本文:

図9は、本実施形態に係るプレイリスト取得に関する通信処理の一例を示すシーケンス図である。
【0085】
まず、クライアント20の視聴処理部210は、Master Playlist要求を配信サーバ10に送信する(ステップS201)。なお、Master Playlist要求とは、コンテンツ用プレイリストを取得するための要求である。
【0086】
配信サーバ10の配信処理部110は、Master Playlist要求を受信すると、コンテンツ用プレイリストを記憶部120から読み出す(ステップS202)。
【0087】
そして、配信サーバ10の配信処理部110は、上記のステップS202で読み出したコンテンツ用プレイリスト(つまり、Content.m3u8)をクライアント20に送信する(ステップS203)。これにより、クライアント20は、コンテンツ用プレイリストを取得することができる。
【0088】
クライアント20の配信処理部110は、コンテンツ用プレイリストを受信すると、Media Playlist要求を配信サーバ10に送信する(ステップS204)。なお、Media Playlist要求とは、メディア用プレイリスト等を取得するための要求である。

練習問題:
(A) 本文のうち「まず、クライアント20の視聴処理部210は」で始まる段落を、主な事実を残したまま箇条書きに改めなさい。
(B) 本文によると、クライアント20がコンテンツ用プレイリストを取得できるのはなぜか。1〜3文で説明しなさい。
(C) プレイリスト取得の通信処理を説明した本文を、最後の文の後から書き継ぎなさい。

データ資料:
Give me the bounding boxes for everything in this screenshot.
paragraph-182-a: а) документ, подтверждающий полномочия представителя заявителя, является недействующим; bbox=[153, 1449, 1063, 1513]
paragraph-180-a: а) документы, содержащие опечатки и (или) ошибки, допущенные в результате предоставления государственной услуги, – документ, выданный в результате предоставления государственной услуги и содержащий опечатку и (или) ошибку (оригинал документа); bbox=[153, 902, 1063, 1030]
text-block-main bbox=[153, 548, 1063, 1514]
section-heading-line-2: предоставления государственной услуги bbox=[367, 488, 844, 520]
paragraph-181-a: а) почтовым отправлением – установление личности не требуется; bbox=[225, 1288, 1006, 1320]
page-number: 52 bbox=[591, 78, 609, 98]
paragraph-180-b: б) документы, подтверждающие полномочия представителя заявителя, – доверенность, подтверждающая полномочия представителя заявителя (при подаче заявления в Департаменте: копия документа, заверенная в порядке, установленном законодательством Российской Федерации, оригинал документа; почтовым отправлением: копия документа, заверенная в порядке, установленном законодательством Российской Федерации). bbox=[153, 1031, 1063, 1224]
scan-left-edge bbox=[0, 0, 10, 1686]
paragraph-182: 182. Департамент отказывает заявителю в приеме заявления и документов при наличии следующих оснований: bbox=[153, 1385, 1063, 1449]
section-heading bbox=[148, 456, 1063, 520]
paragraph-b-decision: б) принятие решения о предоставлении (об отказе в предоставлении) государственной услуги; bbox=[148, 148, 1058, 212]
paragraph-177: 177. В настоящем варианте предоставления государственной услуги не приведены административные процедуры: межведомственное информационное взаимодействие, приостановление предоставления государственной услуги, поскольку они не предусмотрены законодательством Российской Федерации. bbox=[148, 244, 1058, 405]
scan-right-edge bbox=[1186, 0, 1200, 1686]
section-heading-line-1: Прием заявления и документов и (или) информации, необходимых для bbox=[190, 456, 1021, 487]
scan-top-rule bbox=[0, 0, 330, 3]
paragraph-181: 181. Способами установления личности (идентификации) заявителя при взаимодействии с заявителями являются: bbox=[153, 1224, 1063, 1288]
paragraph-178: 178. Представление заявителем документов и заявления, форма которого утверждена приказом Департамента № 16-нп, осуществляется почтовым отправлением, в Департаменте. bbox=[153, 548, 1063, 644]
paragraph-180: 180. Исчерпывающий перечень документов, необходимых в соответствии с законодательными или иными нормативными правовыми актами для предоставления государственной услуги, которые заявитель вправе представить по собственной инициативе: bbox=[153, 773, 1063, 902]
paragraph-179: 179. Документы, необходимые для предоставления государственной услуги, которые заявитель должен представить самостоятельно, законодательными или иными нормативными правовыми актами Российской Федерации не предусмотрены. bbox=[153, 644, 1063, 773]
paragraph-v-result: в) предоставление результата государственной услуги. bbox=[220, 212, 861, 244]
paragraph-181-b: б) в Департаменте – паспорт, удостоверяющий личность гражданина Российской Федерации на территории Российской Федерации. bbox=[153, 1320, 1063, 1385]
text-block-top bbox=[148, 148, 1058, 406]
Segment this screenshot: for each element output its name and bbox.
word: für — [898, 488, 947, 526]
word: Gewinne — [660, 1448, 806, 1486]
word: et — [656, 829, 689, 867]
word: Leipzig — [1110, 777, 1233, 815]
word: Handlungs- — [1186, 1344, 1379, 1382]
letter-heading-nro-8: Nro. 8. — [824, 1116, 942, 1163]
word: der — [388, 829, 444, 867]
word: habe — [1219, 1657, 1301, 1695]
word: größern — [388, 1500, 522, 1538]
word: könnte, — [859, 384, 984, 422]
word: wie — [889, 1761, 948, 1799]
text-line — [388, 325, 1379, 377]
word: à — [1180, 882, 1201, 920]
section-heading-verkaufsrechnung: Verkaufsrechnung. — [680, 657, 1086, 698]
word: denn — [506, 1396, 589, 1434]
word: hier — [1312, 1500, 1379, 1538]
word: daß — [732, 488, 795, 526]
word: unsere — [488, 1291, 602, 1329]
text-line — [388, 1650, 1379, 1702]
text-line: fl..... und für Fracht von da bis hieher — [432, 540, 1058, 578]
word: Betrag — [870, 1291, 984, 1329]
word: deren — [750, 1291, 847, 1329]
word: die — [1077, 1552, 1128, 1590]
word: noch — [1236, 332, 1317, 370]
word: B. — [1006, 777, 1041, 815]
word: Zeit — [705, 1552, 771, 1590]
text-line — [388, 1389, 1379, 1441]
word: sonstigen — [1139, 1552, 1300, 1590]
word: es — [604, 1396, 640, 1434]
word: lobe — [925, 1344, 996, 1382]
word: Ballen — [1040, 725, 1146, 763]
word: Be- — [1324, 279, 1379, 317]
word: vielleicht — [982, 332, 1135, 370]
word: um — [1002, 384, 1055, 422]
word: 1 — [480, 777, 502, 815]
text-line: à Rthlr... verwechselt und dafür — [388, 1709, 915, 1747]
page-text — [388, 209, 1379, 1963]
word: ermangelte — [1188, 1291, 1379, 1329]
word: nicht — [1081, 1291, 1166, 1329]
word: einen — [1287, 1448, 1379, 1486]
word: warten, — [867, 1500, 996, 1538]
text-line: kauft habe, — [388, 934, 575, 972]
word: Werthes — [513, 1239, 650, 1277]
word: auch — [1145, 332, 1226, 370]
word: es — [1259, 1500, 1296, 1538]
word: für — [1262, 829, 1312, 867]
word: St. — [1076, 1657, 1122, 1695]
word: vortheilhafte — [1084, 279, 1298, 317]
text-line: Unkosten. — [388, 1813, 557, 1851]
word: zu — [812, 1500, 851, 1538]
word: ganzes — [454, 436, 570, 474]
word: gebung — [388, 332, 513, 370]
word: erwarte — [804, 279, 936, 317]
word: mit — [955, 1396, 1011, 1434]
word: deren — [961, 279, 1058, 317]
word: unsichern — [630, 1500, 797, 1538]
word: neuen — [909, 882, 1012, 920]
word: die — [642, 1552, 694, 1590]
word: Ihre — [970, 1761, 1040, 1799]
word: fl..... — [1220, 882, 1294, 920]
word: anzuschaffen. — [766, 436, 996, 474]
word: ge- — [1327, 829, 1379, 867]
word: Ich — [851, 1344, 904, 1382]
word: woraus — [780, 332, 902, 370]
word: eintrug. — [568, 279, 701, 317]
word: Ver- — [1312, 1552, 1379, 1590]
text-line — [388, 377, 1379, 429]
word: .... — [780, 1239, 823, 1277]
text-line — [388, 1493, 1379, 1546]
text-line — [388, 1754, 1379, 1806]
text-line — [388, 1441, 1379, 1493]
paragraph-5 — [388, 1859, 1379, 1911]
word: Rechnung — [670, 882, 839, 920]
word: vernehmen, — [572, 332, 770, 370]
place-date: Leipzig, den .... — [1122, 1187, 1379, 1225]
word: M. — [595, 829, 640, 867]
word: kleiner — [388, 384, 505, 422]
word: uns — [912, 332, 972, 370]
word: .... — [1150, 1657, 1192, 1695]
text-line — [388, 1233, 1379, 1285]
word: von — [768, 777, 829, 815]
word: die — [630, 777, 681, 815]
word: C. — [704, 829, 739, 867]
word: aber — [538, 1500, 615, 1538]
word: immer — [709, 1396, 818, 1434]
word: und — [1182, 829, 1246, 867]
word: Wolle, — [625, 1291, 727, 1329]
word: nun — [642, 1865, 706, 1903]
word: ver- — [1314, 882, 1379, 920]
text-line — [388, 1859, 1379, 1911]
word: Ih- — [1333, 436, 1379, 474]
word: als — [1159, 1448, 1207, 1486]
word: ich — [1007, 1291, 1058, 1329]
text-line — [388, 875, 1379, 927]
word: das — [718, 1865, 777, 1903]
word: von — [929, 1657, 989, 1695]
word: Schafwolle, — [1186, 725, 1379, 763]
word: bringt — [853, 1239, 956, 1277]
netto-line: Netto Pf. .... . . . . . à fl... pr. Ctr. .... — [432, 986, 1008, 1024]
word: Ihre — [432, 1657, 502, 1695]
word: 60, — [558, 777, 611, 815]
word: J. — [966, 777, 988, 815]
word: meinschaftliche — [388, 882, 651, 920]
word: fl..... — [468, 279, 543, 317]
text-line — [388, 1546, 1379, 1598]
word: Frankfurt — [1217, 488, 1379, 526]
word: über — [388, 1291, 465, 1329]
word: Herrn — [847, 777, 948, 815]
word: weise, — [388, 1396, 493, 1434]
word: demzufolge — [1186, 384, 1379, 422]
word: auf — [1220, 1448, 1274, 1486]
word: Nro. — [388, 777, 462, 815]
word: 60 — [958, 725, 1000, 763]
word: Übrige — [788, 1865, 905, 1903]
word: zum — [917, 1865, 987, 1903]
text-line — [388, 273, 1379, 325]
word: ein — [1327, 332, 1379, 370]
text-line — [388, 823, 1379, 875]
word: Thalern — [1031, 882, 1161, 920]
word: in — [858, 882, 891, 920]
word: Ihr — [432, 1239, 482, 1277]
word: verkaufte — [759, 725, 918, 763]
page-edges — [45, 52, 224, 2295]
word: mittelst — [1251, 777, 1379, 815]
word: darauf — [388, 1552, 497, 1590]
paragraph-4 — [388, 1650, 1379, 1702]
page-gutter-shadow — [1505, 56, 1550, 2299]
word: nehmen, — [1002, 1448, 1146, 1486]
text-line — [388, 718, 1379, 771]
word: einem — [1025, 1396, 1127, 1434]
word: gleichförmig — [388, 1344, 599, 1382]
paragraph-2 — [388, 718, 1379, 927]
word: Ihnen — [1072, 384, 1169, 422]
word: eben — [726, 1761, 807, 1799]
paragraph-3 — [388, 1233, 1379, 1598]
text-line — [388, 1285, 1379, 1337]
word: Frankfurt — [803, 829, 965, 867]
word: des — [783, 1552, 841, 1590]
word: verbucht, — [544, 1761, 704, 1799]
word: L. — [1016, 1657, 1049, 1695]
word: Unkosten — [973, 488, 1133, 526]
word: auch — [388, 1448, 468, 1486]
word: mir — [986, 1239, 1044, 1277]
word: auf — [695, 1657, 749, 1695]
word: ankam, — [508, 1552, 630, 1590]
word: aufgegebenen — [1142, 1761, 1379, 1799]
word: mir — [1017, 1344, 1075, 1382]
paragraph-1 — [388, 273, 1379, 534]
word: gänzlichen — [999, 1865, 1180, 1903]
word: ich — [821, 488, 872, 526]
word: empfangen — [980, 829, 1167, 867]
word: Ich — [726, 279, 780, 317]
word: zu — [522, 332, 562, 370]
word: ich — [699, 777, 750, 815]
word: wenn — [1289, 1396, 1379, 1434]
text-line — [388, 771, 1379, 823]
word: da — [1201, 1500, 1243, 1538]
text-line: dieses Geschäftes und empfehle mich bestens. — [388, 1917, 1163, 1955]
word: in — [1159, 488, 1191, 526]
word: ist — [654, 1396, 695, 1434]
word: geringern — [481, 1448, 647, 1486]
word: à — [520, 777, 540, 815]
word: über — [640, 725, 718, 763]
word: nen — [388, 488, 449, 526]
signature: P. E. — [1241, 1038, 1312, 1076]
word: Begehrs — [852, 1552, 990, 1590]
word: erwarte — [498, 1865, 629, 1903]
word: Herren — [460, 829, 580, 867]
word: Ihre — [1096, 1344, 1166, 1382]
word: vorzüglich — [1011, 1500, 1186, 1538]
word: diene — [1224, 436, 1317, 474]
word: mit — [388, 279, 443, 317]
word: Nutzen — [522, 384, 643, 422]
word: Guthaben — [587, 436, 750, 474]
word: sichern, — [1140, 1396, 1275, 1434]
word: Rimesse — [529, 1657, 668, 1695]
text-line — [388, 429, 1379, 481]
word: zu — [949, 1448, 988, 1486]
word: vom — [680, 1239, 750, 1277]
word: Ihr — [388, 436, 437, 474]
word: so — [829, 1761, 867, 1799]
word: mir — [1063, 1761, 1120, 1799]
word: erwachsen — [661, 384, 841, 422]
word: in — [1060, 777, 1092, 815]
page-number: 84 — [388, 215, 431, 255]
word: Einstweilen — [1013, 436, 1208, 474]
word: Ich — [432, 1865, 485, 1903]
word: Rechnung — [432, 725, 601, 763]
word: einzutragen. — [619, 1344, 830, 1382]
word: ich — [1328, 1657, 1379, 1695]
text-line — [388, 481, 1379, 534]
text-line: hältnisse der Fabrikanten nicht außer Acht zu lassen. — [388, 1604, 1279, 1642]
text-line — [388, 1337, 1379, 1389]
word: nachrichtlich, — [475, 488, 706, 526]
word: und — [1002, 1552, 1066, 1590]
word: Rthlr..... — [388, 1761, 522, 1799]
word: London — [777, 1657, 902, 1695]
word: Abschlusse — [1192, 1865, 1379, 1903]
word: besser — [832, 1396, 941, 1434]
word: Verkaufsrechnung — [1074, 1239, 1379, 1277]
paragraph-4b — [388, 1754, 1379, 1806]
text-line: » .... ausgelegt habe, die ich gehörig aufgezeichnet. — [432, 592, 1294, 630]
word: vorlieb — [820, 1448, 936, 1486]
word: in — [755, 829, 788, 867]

解答例:
(A)
・クライアント20の視聴処理部210が、Master Playlist要求を配信サーバ10に送信する(ステップS201)。
・Master Playlist要求は、コンテンツ用プレイリストを取得するための要求である。

(B) 配信サーバ10の配信処理部110が、ステップS202で記憶部120から読み出したコンテンツ用プレイリスト(Content.m3u8)を、ステップS203でクライアント20に送信するからである。

(C)
【0089】
配信サーバ10の配信処理部110は、Media Playlist要求を受信すると、メディア用プレイリスト(つまり、LT.m3u8)と、メタデータリスト(つまり、Play.ini)と、配置情報(つまり、Rendering.ini)とを記憶部120から読み出す(ステップS205)。
【0090】
そして、配信サーバ10の配信処理部110は、上記のステップS205で読み出したメディア用プレイリストとメタデータリストと配置情報とをクライアント20に送信する(ステップS206)。これにより、クライアント20は、メディア用プレイリストとメタデータリストと配置情報とを取得することができる。
【0091】
本発明は、具体的に開示された上記の実施形態に限定されるものではなく、特許請求の範囲から逸脱することなく、種々の変形や変更、組み合わせ等が可能である。